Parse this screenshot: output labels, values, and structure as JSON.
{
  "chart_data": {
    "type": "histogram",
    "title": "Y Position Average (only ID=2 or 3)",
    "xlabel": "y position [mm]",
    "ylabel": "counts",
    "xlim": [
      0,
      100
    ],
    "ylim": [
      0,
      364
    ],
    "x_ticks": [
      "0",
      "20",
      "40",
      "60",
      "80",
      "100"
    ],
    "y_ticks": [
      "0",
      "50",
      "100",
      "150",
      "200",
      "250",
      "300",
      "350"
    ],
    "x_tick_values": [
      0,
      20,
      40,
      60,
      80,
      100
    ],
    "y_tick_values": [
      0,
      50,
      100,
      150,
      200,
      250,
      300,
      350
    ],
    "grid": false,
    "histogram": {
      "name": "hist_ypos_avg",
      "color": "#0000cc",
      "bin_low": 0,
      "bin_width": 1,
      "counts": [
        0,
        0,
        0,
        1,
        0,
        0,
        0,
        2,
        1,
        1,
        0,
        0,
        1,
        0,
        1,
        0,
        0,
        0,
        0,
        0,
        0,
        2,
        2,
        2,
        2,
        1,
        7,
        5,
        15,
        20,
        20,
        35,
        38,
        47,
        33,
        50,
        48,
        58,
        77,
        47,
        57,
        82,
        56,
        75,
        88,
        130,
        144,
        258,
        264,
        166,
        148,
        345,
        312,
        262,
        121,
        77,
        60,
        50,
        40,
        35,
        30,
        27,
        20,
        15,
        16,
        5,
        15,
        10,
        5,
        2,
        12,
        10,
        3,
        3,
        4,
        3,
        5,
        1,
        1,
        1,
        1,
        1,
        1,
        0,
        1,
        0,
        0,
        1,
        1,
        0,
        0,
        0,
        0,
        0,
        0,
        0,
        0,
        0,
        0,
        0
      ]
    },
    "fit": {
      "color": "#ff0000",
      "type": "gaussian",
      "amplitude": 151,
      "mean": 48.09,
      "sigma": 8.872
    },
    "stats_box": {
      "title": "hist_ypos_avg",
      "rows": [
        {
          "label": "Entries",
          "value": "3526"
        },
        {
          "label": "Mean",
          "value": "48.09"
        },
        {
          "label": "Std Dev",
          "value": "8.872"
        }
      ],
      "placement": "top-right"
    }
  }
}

> Stated task
The records above should be duplicated in full, exactly as given.

> Full output
Parse this screenshot: output labels, values, and structure as JSON.
{
  "chart_data": {
    "type": "histogram",
    "title": "Y Position Average (only ID=2 or 3)",
    "xlabel": "y position [mm]",
    "ylabel": "counts",
    "xlim": [
      0,
      100
    ],
    "ylim": [
      0,
      364
    ],
    "x_ticks": [
      "0",
      "20",
      "40",
      "60",
      "80",
      "100"
    ],
    "y_ticks": [
      "0",
      "50",
      "100",
      "150",
      "200",
      "250",
      "300",
      "350"
    ],
    "x_tick_values": [
      0,
      20,
      40,
      60,
      80,
      100
    ],
    "y_tick_values": [
      0,
      50,
      100,
      150,
      200,
      250,
      300,
      350
    ],
    "grid": false,
    "histogram": {
      "name": "hist_ypos_avg",
      "color": "#0000cc",
      "bin_low": 0,
      "bin_width": 1,
      "counts": [
        0,
        0,
        0,
        1,
        0,
        0,
        0,
        2,
        1,
        1,
        0,
        0,
        1,
        0,
        1,
        0,
        0,
        0,
        0,
        0,
        0,
        2,
        2,
        2,
        2,
        1,
        7,
        5,
        15,
        20,
        20,
        35,
        38,
        47,
        33,
        50,
        48,
        58,
        77,
        47,
        57,
        82,
        56,
        75,
        88,
        130,
        144,
        258,
        264,
        166,
        148,
        345,
        312,
        262,
        121,
        77,
        60,
        50,
        40,
        35,
        30,
        27,
        20,
        15,
        16,
        5,
        15,
        10,
        5,
        2,
        12,
        10,
        3,
        3,
        4,
        3,
        5,
        1,
        1,
        1,
        1,
        1,
        1,
        0,
        1,
        0,
        0,
        1,
        1,
        0,
        0,
        0,
        0,
        0,
        0,
        0,
        0,
        0,
        0,
        0
      ]
    },
    "fit": {
      "color": "#ff0000",
      "type": "gaussian",
      "amplitude": 151,
      "mean": 48.09,
      "sigma": 8.872
    },
    "stats_box": {
      "title": "hist_ypos_avg",
      "rows": [
        {
          "label": "Entries",
          "value": "3526"
        },
        {
          "label": "Mean",
          "value": "48.09"
        },
        {
          "label": "Std Dev",
          "value": "8.872"
        }
      ],
      "placement": "top-right"
    }
  }
}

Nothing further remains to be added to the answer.